**PROVIDED DATA:**
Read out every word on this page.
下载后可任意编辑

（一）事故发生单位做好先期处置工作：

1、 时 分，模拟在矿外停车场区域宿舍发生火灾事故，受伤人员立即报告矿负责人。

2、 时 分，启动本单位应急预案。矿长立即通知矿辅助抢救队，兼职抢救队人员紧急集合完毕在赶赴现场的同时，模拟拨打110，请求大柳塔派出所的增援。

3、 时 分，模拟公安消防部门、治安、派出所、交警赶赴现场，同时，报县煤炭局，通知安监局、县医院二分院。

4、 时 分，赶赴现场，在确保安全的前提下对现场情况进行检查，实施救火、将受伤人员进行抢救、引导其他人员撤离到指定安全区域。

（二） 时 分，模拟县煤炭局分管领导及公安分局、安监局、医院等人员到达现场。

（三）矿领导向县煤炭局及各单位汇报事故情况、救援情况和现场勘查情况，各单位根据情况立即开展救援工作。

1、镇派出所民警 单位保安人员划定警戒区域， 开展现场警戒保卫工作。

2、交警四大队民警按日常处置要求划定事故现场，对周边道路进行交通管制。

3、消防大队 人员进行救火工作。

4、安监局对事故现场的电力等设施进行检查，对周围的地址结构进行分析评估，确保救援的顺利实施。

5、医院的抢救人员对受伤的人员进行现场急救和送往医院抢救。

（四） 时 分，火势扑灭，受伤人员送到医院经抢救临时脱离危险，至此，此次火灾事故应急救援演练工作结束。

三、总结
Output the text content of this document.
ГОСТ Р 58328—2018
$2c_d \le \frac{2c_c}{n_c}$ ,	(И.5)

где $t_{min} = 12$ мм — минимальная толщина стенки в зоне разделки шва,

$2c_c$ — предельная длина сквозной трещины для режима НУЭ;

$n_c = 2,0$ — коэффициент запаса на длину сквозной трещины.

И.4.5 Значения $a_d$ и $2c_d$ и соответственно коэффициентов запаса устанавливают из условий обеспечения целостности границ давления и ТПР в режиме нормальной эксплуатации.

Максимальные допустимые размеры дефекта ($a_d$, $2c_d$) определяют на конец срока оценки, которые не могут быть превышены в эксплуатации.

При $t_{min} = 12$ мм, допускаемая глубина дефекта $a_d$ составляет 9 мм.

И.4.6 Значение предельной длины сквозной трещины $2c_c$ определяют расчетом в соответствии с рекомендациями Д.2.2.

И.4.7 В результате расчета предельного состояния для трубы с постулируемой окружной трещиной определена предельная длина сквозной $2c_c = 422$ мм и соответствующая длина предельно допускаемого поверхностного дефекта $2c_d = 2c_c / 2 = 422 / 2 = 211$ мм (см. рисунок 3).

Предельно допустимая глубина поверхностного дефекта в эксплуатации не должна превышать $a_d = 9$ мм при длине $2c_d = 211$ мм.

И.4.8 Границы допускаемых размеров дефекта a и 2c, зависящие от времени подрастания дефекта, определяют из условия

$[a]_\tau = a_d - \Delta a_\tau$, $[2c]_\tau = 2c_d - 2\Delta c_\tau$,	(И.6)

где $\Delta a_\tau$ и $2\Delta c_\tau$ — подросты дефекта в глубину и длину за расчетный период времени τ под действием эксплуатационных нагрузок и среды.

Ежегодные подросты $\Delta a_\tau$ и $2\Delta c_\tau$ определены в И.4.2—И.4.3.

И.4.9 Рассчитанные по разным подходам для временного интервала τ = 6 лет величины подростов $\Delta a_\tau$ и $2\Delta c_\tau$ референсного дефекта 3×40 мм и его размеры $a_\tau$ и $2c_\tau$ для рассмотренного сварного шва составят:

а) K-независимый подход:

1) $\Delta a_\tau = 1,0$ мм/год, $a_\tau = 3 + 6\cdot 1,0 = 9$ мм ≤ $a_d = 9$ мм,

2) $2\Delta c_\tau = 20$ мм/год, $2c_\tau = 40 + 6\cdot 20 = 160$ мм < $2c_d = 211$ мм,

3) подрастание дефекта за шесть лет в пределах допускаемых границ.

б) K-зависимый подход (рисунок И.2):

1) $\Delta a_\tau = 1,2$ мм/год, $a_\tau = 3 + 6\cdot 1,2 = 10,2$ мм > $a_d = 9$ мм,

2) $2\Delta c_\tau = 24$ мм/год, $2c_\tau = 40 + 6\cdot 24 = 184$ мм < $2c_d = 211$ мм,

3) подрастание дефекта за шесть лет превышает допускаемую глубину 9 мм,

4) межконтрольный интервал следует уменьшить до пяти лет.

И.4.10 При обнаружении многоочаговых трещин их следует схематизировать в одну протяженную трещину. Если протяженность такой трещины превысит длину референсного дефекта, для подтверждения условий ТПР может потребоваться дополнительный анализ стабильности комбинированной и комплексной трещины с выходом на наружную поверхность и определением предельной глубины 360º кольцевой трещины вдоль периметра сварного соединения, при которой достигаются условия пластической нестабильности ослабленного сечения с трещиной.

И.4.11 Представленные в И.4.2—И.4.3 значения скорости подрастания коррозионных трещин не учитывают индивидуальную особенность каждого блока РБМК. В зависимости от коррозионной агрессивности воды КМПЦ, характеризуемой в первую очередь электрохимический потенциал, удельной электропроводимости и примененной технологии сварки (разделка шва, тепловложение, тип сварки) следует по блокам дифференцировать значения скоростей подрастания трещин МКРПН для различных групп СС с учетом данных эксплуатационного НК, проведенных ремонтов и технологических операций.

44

**REQUIREMENT:**
How many of the lines above hold "запаса"? Answer with only the number.

**ANSWER IN FULL:**
2